→ EXERCISE
In the records below, starting with the line with "notification-icons <box>16 13 60 45</box>" and going on through the line with "status-bar: 78% 3:47", swap "DataStatus" for "DataMonitor" and reproduce those lines with nothing else altered.

→ MATERIAL SHOWN
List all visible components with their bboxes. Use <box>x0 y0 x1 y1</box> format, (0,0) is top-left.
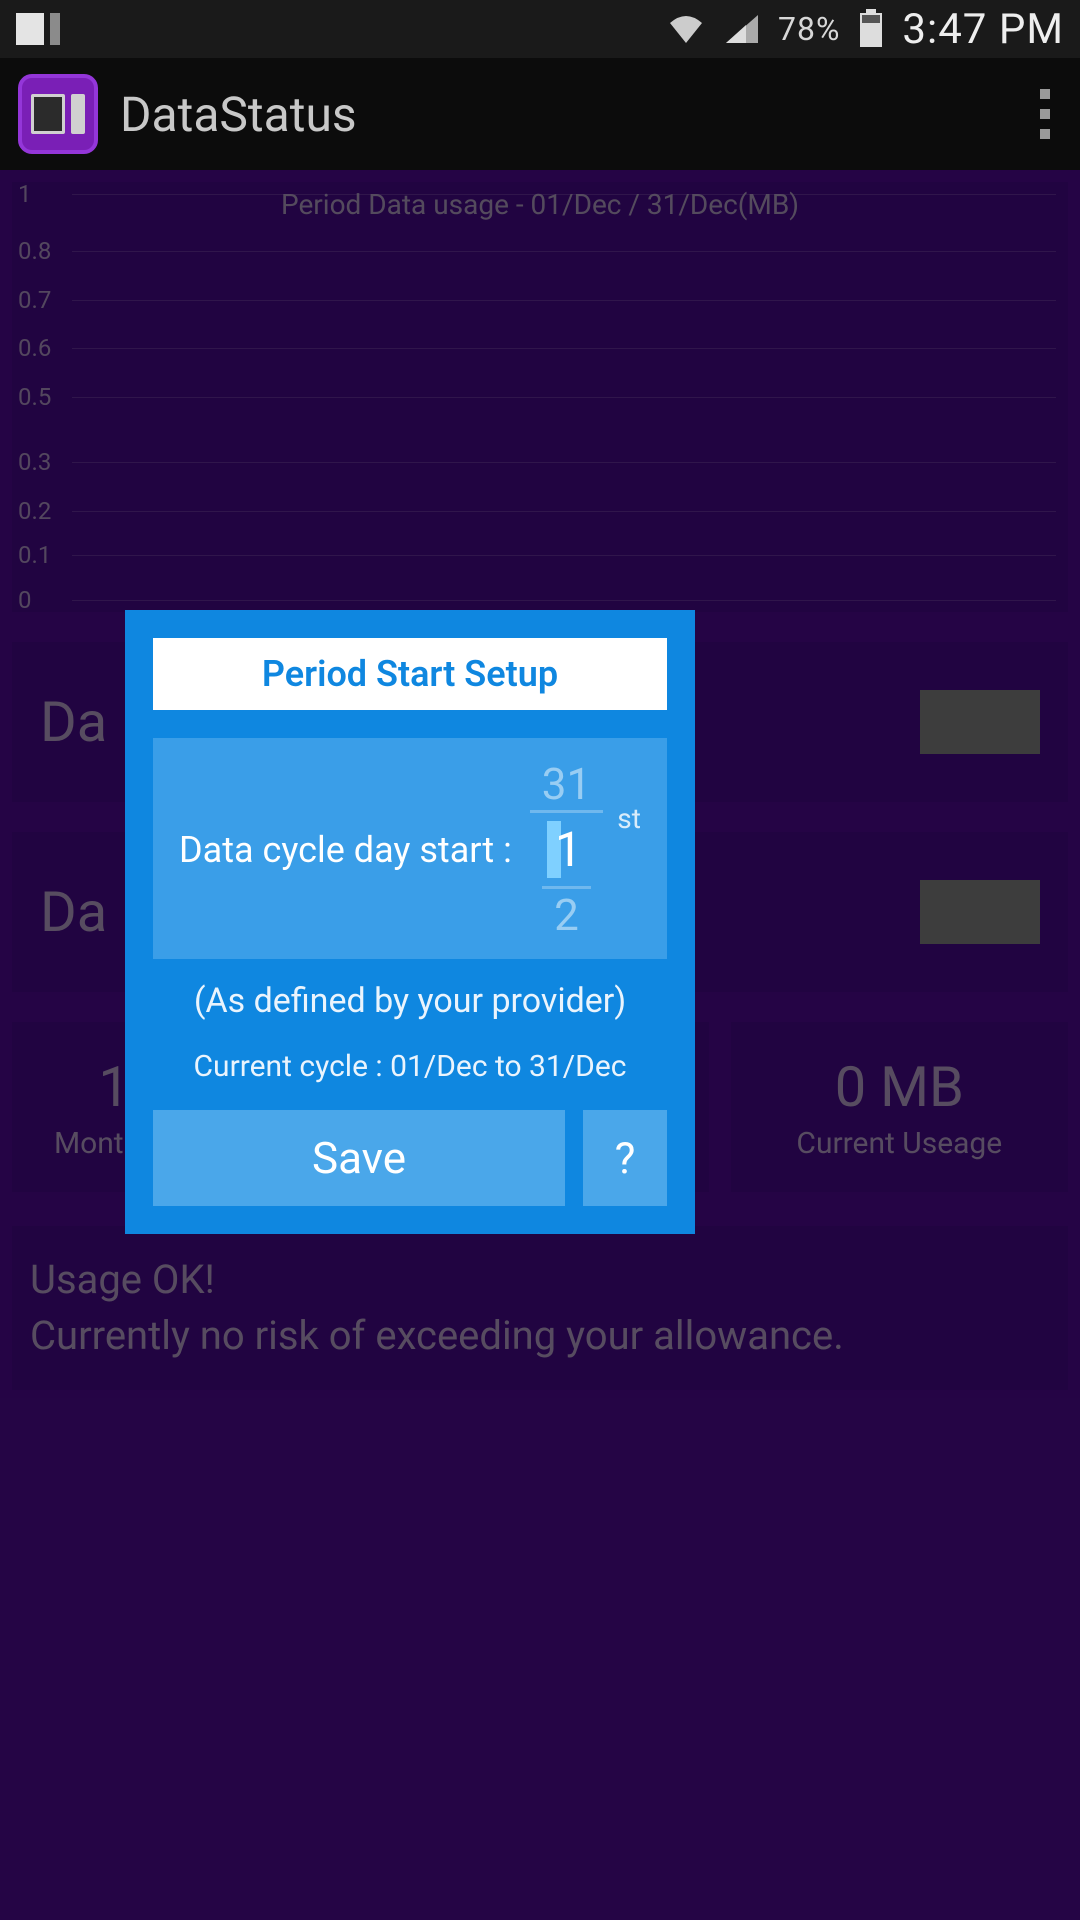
notification-icons <box>16 13 60 45</box>
main-content: Period Data usage - 01/Dec / 31/Dec(MB) … <box>0 170 1080 1920</box>
action-bar: DataStatus <box>0 58 1080 170</box>
picker-label: Data cycle day start : <box>179 829 512 871</box>
current-cycle-text: Current cycle : 01/Dec to 31/Dec <box>153 1049 667 1084</box>
signal-icon <box>724 13 760 45</box>
status-bar: 78% 3:47 PM <box>0 0 1080 58</box>
period-start-dialog: Period Start Setup Data cycle day start … <box>125 610 695 1234</box>
overflow-menu-button[interactable] <box>1040 89 1062 139</box>
notification-icon <box>50 13 60 45</box>
help-button[interactable]: ? <box>583 1110 667 1206</box>
picker-current-value[interactable]: 1 <box>543 817 590 882</box>
app-title: DataStatus <box>120 86 357 143</box>
save-button[interactable]: Save <box>153 1110 565 1206</box>
app-icon <box>18 74 98 154</box>
battery-icon <box>858 9 884 49</box>
battery-percent: 78% <box>778 10 840 48</box>
clock: 3:47 PM <box>902 5 1064 54</box>
wifi-icon <box>666 13 706 45</box>
picker-next-value[interactable]: 2 <box>542 886 591 941</box>
notification-icon <box>16 13 44 45</box>
day-number-picker[interactable]: 31 1 2 <box>530 758 603 941</box>
provider-hint: (As defined by your provider) <box>153 981 667 1021</box>
picker-prev-value[interactable]: 31 <box>530 758 603 813</box>
day-picker-row: Data cycle day start : 31 1 2 st <box>153 738 667 959</box>
dialog-actions: Save ? <box>153 1110 667 1206</box>
ordinal-suffix: st <box>617 802 641 835</box>
dialog-title: Period Start Setup <box>153 638 667 710</box>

→ RESPONSE BELOW
notification-icons <box>16 13 60 45</box>
main-content: Period Data usage - 01/Dec / 31/Dec(MB) … <box>0 170 1080 1920</box>
action-bar: DataMonitor <box>0 58 1080 170</box>
picker-label: Data cycle day start : <box>179 829 512 871</box>
current-cycle-text: Current cycle : 01/Dec to 31/Dec <box>153 1049 667 1084</box>
signal-icon <box>724 13 760 45</box>
status-bar: 78% 3:47 PM <box>0 0 1080 58</box>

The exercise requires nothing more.